§ Exercise aim
Wherever the word "flower" appears in a line of the data, that line should be copied.

[Data entries]

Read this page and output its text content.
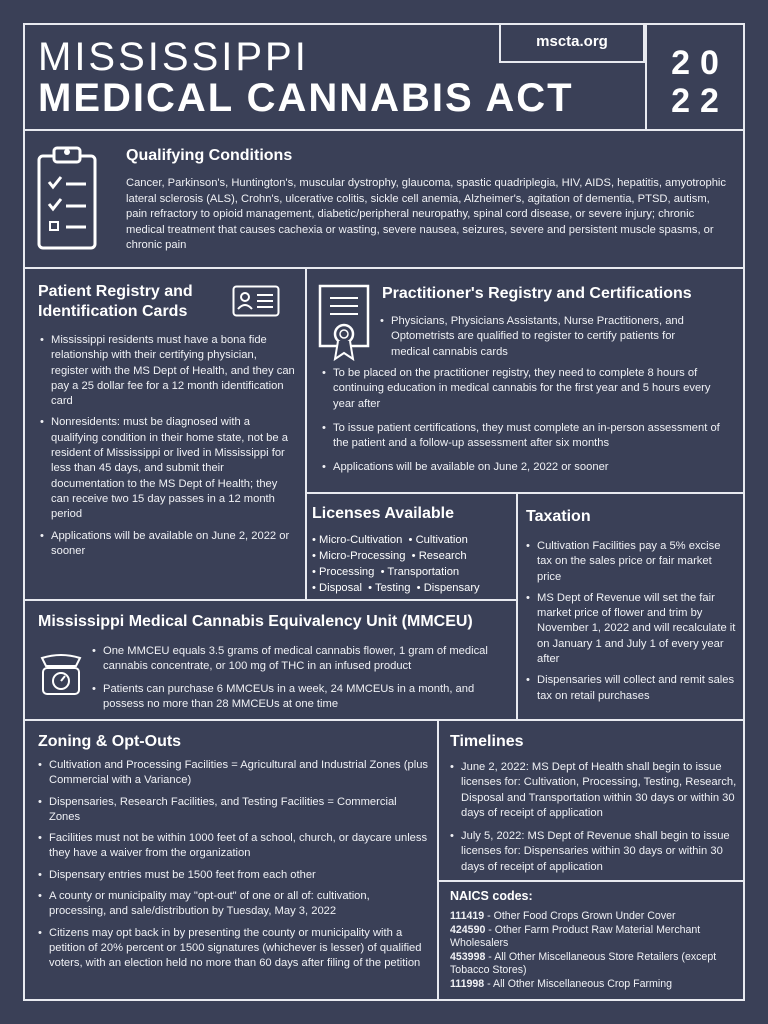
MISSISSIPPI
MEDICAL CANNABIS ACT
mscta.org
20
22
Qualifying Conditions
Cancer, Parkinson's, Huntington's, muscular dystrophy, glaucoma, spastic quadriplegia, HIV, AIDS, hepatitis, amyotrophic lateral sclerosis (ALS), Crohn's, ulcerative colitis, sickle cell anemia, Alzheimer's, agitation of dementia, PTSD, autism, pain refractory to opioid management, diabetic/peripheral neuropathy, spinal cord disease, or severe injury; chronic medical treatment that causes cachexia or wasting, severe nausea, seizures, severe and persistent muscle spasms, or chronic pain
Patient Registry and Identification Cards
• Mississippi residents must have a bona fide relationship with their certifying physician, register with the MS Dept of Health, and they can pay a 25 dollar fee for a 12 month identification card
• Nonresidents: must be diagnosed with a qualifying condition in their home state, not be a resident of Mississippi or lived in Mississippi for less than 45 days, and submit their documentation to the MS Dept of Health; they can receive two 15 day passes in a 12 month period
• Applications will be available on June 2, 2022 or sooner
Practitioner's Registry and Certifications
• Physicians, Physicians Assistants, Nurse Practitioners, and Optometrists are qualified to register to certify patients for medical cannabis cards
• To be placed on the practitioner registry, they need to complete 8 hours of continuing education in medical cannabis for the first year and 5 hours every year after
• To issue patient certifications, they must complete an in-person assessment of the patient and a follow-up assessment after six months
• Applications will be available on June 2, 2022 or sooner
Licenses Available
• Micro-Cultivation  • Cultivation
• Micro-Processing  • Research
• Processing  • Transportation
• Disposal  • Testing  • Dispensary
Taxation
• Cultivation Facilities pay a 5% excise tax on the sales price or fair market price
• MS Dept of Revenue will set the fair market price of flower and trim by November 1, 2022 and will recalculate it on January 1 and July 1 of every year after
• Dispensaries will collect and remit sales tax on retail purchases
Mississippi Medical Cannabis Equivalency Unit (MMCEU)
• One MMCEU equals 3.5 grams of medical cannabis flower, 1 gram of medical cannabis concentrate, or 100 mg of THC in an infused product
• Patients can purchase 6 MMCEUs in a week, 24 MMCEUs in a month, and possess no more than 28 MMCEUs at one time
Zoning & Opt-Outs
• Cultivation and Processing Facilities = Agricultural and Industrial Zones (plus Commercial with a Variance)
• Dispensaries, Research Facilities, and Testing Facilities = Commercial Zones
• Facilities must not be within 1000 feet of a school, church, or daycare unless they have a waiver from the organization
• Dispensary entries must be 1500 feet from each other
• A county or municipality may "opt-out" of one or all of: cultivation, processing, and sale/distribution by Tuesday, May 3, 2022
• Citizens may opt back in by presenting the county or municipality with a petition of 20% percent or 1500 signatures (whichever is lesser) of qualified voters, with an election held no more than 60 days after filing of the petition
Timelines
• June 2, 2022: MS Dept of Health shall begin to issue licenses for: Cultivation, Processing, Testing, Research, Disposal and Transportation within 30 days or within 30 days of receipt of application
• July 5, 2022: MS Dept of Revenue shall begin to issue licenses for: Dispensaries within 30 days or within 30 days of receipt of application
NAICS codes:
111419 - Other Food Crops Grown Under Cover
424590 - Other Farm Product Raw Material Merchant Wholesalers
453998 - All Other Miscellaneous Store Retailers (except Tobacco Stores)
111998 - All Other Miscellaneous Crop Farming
---
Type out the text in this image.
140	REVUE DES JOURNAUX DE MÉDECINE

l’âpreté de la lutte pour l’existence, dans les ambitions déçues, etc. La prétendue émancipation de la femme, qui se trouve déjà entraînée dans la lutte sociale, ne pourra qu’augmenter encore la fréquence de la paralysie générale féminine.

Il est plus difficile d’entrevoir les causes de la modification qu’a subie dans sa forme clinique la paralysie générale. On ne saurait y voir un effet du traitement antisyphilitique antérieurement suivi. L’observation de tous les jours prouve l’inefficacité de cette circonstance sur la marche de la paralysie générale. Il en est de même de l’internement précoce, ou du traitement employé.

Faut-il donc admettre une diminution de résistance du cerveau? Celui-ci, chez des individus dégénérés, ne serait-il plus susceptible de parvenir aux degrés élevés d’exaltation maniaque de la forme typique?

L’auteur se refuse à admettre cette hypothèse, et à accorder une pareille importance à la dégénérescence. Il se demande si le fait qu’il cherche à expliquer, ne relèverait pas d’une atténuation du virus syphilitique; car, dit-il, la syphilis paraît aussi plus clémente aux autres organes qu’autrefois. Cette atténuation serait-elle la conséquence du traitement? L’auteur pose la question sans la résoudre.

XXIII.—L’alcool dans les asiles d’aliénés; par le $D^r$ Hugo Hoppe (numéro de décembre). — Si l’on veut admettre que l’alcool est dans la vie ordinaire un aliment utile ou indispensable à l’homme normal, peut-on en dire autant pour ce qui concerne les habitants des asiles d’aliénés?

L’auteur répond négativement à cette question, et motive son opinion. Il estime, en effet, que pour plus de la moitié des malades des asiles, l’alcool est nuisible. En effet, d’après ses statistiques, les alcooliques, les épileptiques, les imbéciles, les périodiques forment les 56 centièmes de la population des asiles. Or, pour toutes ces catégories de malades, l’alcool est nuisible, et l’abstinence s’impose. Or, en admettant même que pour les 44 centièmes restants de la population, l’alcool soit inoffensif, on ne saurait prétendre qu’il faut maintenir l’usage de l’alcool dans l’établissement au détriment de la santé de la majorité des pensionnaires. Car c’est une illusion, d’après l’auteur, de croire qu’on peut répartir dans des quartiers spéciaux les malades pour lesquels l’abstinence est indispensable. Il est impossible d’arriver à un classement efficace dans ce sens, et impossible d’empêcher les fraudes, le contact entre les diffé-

§ Response to this task
• MS Dept of Revenue will set the fair market price of flower and trim by November 1, 2022 and will recalculate it on January 1 and July 1 of every year after
• One MMCEU equals 3.5 grams of medical cannabis flower, 1 gram of medical cannabis concentrate, or 100 mg of THC in an infused product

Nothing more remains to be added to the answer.